**REQUIREMENTS**:
Collect all lines containing the word "color" from the data.

**INFORMATION SUPPLIED**:
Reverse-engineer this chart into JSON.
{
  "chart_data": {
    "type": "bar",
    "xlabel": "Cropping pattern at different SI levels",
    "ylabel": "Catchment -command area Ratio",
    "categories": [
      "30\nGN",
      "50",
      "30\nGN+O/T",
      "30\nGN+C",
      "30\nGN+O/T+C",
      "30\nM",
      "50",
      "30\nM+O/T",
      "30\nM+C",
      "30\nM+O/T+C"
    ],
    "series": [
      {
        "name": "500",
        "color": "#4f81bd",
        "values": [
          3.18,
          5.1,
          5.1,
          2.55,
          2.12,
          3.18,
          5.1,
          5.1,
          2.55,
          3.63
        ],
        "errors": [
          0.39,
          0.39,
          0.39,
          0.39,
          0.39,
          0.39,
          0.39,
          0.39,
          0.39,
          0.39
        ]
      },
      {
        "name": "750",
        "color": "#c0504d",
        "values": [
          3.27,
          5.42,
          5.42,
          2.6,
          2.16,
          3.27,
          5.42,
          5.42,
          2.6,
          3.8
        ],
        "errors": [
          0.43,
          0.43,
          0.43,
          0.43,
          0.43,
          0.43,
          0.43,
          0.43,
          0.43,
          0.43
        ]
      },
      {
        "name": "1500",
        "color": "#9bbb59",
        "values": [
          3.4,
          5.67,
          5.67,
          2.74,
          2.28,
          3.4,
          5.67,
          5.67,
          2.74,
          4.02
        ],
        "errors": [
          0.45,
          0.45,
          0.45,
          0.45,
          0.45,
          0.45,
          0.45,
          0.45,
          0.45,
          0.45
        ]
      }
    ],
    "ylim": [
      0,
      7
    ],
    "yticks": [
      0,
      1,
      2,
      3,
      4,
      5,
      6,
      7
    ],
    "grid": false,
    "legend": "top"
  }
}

**EXERCISE RESPONSE**:
        "color": "#4f81bd",
        "color": "#c0504d",
        "color": "#9bbb59",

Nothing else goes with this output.